## Instructions for the task:
Return each line of the material verbatim.

## Task data:
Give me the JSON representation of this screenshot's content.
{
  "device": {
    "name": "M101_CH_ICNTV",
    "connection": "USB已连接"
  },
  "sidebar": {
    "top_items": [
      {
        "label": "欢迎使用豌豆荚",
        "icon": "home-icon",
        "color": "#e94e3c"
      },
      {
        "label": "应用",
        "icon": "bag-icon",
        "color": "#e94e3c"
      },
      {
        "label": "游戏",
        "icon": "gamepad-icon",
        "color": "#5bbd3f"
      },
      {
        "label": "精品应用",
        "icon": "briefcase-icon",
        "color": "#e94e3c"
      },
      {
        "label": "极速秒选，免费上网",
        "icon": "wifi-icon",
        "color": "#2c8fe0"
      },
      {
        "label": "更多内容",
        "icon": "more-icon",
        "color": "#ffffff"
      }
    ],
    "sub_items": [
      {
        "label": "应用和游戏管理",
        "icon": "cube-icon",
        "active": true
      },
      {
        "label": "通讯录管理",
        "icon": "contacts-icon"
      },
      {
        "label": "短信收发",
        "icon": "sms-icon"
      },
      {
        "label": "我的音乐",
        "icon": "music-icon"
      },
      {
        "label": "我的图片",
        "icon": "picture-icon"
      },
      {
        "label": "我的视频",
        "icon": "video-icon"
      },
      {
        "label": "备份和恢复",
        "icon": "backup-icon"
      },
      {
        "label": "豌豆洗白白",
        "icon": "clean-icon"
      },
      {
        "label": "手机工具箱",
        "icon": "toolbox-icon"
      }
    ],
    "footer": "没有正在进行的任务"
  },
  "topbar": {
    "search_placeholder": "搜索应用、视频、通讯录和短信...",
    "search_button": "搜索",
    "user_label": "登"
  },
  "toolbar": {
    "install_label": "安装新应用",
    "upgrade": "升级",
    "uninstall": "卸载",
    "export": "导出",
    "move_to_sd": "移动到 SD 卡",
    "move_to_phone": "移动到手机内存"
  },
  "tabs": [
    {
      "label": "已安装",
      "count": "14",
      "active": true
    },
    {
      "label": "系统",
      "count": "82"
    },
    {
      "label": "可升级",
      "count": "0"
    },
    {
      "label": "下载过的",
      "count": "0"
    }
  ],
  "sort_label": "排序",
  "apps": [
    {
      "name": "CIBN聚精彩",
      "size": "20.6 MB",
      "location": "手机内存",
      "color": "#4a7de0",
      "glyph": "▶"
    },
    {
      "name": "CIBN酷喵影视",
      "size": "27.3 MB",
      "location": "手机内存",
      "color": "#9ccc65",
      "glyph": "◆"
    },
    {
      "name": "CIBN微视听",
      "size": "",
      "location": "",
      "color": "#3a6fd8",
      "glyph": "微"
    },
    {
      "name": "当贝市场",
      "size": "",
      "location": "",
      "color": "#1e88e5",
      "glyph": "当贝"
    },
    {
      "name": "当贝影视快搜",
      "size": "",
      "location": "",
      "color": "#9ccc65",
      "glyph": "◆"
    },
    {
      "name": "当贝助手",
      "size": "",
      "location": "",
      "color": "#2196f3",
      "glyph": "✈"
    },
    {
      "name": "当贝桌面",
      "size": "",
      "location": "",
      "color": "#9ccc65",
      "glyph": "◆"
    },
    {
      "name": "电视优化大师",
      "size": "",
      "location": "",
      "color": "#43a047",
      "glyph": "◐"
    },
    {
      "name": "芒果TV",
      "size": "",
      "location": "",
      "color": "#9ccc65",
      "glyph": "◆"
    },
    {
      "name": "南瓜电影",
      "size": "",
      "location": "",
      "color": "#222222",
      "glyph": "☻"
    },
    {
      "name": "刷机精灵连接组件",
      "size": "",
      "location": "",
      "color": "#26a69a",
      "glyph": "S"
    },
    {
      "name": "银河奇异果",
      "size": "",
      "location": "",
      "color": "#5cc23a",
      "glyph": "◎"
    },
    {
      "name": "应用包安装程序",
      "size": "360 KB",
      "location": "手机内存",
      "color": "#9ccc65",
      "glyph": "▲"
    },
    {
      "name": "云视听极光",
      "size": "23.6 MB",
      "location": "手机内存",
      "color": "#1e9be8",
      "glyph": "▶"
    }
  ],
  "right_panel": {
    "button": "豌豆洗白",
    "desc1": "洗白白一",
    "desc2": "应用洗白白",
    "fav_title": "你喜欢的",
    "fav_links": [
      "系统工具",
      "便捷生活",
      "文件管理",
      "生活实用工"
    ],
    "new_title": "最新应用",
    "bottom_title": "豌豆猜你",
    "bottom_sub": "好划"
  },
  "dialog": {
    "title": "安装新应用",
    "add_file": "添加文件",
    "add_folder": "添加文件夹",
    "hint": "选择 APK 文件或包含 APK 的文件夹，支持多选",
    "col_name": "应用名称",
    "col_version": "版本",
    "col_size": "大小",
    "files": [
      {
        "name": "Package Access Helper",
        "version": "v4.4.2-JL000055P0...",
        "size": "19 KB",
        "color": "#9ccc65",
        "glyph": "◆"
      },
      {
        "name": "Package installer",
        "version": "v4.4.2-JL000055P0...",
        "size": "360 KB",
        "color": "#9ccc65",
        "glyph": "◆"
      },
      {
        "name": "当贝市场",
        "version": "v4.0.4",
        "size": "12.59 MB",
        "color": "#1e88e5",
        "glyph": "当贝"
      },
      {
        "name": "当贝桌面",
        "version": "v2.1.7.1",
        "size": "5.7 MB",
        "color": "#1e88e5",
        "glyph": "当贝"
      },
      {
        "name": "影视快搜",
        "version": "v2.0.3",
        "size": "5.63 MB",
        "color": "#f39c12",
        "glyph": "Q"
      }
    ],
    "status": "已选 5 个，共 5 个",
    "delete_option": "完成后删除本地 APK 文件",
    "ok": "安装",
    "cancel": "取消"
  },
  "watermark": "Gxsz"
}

## Task result:
Give me the JSON representation of this screenshot's content.
{
  "device": {
    "name": "M101_CH_ICNTV",
    "connection": "USB已连接"
  },
  "sidebar": {
    "top_items": [
      {
        "label": "欢迎使用豌豆荚",
        "icon": "home-icon",
        "color": "#e94e3c"
      },
      {
        "label": "应用",
        "icon": "bag-icon",
        "color": "#e94e3c"
      },
      {
        "label": "游戏",
        "icon": "gamepad-icon",
        "color": "#5bbd3f"
      },
      {
        "label": "精品应用",
        "icon": "briefcase-icon",
        "color": "#e94e3c"
      },
      {
        "label": "极速秒选，免费上网",
        "icon": "wifi-icon",
        "color": "#2c8fe0"
      },
      {
        "label": "更多内容",
        "icon": "more-icon",
        "color": "#ffffff"
      }
    ],
    "sub_items": [
      {
        "label": "应用和游戏管理",
        "icon": "cube-icon",
        "active": true
      },
      {
        "label": "通讯录管理",
        "icon": "contacts-icon"
      },
      {
        "label": "短信收发",
        "icon": "sms-icon"
      },
      {
        "label": "我的音乐",
        "icon": "music-icon"
      },
      {
        "label": "我的图片",
        "icon": "picture-icon"
      },
      {
        "label": "我的视频",
        "icon": "video-icon"
      },
      {
        "label": "备份和恢复",
        "icon": "backup-icon"
      },
      {
        "label": "豌豆洗白白",
        "icon": "clean-icon"
      },
      {
        "label": "手机工具箱",
        "icon": "toolbox-icon"
      }
    ],
    "footer": "没有正在进行的任务"
  },
  "topbar": {
    "search_placeholder": "搜索应用、视频、通讯录和短信...",
    "search_button": "搜索",
    "user_label": "登"
  },
  "toolbar": {
    "install_label": "安装新应用",
    "upgrade": "升级",
    "uninstall": "卸载",
    "export": "导出",
    "move_to_sd": "移动到 SD 卡",
    "move_to_phone": "移动到手机内存"
  },
  "tabs": [
    {
      "label": "已安装",
      "count": "14",
      "active": true
    },
    {
      "label": "系统",
      "count": "82"
    },
    {
      "label": "可升级",
      "count": "0"
    },
    {
      "label": "下载过的",
      "count": "0"
    }
  ],
  "sort_label": "排序",
  "apps": [
    {
      "name": "CIBN聚精彩",
      "size": "20.6 MB",
      "location": "手机内存",
      "color": "#4a7de0",
      "glyph": "▶"
    },
    {
      "name": "CIBN酷喵影视",
      "size": "27.3 MB",
      "location": "手机内存",
      "color": "#9ccc65",
      "glyph": "◆"
    },
    {
      "name": "CIBN微视听",
      "size": "",
      "location": "",
      "color": "#3a6fd8",
      "glyph": "微"
    },
    {
      "name": "当贝市场",
      "size": "",
      "location": "",
      "color": "#1e88e5",
      "glyph": "当贝"
    },
    {
      "name": "当贝影视快搜",
      "size": "",
      "location": "",
      "color": "#9ccc65",
      "glyph": "◆"
    },
    {
      "name": "当贝助手",
      "size": "",
      "location": "",
      "color": "#2196f3",
      "glyph": "✈"
    },
    {
      "name": "当贝桌面",
      "size": "",
      "location": "",
      "color": "#9ccc65",
      "glyph": "◆"
    },
    {
      "name": "电视优化大师",
      "size": "",
      "location": "",
      "color": "#43a047",
      "glyph": "◐"
    },
    {
      "name": "芒果TV",
      "size": "",
      "location": "",
      "color": "#9ccc65",
      "glyph": "◆"
    },
    {
      "name": "南瓜电影",
      "size": "",
      "location": "",
      "color": "#222222",
      "glyph": "☻"
    },
    {
      "name": "刷机精灵连接组件",
      "size": "",
      "location": "",
      "color": "#26a69a",
      "glyph": "S"
    },
    {
      "name": "银河奇异果",
      "size": "",
      "location": "",
      "color": "#5cc23a",
      "glyph": "◎"
    },
    {
      "name": "应用包安装程序",
      "size": "360 KB",
      "location": "手机内存",
      "color": "#9ccc65",
      "glyph": "▲"
    },
    {
      "name": "云视听极光",
      "size": "23.6 MB",
      "location": "手机内存",
      "color": "#1e9be8",
      "glyph": "▶"
    }
  ],
  "right_panel": {
    "button": "豌豆洗白",
    "desc1": "洗白白一",
    "desc2": "应用洗白白",
    "fav_title": "你喜欢的",
    "fav_links": [
      "系统工具",
      "便捷生活",
      "文件管理",
      "生活实用工"
    ],
    "new_title": "最新应用",
    "bottom_title": "豌豆猜你",
    "bottom_sub": "好划"
  },
  "dialog": {
    "title": "安装新应用",
    "add_file": "添加文件",
    "add_folder": "添加文件夹",
    "hint": "选择 APK 文件或包含 APK 的文件夹，支持多选",
    "col_name": "应用名称",
    "col_version": "版本",
    "col_size": "大小",
    "files": [
      {
        "name": "Package Access Helper",
        "version": "v4.4.2-JL000055P0...",
        "size": "19 KB",
        "color": "#9ccc65",
        "glyph": "◆"
      },
      {
        "name": "Package installer",
        "version": "v4.4.2-JL000055P0...",
        "size": "360 KB",
        "color": "#9ccc65",
        "glyph": "◆"
      },
      {
        "name": "当贝市场",
        "version": "v4.0.4",
        "size": "12.59 MB",
        "color": "#1e88e5",
        "glyph": "当贝"
      },
      {
        "name": "当贝桌面",
        "version": "v2.1.7.1",
        "size": "5.7 MB",
        "color": "#1e88e5",
        "glyph": "当贝"
      },
      {
        "name": "影视快搜",
        "version": "v2.0.3",
        "size": "5.63 MB",
        "color": "#f39c12",
        "glyph": "Q"
      }
    ],
    "status": "已选 5 个，共 5 个",
    "delete_option": "完成后删除本地 APK 文件",
    "ok": "安装",
    "cancel": "取消"
  },
  "watermark": "Gxsz"
}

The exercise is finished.